■ Given exercise: Rewrite the rows from the start through the line containing "sender-badge-me: Я <box>35 367 85 382</box>", inclusive, as a Markdown table with the columns No. and Line, skipping any blank lines.

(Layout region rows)
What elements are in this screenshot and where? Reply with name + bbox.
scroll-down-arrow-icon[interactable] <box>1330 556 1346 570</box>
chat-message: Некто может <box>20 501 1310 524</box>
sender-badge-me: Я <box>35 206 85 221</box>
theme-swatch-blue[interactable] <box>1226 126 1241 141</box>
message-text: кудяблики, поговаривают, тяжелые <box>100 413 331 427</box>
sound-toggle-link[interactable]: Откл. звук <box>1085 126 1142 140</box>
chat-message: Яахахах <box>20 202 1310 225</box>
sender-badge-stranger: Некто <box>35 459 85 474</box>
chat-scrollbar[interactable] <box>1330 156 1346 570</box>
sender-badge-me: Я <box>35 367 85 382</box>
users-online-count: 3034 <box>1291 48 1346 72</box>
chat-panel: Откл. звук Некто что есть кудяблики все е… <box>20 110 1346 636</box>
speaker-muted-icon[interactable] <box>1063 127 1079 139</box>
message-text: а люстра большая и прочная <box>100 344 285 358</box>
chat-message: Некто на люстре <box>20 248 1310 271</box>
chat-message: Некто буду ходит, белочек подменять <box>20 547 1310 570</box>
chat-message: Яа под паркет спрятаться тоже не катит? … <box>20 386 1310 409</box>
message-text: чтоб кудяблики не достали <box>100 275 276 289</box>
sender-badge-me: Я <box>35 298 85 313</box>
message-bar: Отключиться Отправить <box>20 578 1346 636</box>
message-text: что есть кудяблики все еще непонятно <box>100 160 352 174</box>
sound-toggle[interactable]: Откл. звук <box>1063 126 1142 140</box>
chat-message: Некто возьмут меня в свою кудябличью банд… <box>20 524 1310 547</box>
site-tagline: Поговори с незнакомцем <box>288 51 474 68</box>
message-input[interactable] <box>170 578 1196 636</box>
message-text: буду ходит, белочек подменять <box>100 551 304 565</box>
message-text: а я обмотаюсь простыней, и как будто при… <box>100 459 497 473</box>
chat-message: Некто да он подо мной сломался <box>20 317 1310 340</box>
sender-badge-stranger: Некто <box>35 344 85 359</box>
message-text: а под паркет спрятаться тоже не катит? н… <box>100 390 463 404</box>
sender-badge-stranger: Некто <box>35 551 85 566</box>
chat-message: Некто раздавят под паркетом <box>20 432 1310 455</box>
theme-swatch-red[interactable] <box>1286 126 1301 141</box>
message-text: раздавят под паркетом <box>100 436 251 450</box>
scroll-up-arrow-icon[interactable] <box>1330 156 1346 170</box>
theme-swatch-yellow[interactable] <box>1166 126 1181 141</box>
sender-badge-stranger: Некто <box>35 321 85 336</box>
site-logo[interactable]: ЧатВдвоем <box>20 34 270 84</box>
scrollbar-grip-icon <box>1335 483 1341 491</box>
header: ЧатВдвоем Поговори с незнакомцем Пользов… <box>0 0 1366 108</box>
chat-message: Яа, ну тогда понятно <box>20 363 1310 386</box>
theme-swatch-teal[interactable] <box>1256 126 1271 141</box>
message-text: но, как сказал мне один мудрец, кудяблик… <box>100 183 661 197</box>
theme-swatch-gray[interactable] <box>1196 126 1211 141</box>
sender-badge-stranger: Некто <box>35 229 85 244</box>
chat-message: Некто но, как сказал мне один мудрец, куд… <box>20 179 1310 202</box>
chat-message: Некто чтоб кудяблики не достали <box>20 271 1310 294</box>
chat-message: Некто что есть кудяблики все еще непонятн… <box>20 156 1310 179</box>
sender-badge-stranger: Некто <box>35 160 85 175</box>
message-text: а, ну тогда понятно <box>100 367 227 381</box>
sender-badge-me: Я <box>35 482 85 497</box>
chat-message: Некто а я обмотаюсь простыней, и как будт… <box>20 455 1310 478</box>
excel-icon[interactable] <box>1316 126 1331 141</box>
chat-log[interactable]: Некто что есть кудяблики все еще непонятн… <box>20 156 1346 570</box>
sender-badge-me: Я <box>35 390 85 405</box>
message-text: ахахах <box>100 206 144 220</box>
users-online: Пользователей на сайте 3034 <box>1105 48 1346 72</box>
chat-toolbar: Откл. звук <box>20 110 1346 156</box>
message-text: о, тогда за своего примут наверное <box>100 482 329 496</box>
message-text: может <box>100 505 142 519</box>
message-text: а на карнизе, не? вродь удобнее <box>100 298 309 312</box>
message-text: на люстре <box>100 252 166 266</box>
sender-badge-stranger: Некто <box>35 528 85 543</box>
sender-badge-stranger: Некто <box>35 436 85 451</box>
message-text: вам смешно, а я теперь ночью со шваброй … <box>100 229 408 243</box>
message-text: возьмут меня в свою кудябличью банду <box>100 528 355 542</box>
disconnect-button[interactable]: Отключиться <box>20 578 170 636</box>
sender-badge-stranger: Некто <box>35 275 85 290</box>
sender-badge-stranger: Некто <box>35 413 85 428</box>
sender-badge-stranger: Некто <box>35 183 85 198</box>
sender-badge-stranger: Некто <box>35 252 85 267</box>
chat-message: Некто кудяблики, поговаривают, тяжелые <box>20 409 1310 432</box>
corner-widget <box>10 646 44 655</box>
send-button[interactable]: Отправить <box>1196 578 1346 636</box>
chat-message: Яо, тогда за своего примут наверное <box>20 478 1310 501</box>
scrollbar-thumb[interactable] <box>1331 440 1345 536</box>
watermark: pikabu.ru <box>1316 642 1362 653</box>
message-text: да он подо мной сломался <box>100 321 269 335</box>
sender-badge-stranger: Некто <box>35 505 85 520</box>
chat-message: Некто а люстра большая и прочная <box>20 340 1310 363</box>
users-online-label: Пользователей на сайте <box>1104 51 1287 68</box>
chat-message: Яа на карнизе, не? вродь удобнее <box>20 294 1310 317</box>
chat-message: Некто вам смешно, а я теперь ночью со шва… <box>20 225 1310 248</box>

■ Reply:
| No. | Line |
|---|---|
| 1 | What elements are in this screenshot and where? Reply with name + bbox. |
| 2 | scroll-down-arrow-icon[interactable] <box>1330 556 1346 570</box> |
| 3 | chat-message: Некто может <box>20 501 1310 524</box> |
| 4 | sender-badge-me: Я <box>35 206 85 221</box> |
| 5 | theme-swatch-blue[interactable] <box>1226 126 1241 141</box> |
| 6 | message-text: кудяблики, поговаривают, тяжелые <box>100 413 331 427</box> |
| 7 | sound-toggle-link[interactable]: Откл. звук <box>1085 126 1142 140</box> |
| 8 | chat-message: Яахахах <box>20 202 1310 225</box> |
| 9 | sender-badge-stranger: Некто <box>35 459 85 474</box> |
| 10 | chat-scrollbar[interactable] <box>1330 156 1346 570</box> |
| 11 | sender-badge-me: Я <box>35 367 85 382</box> |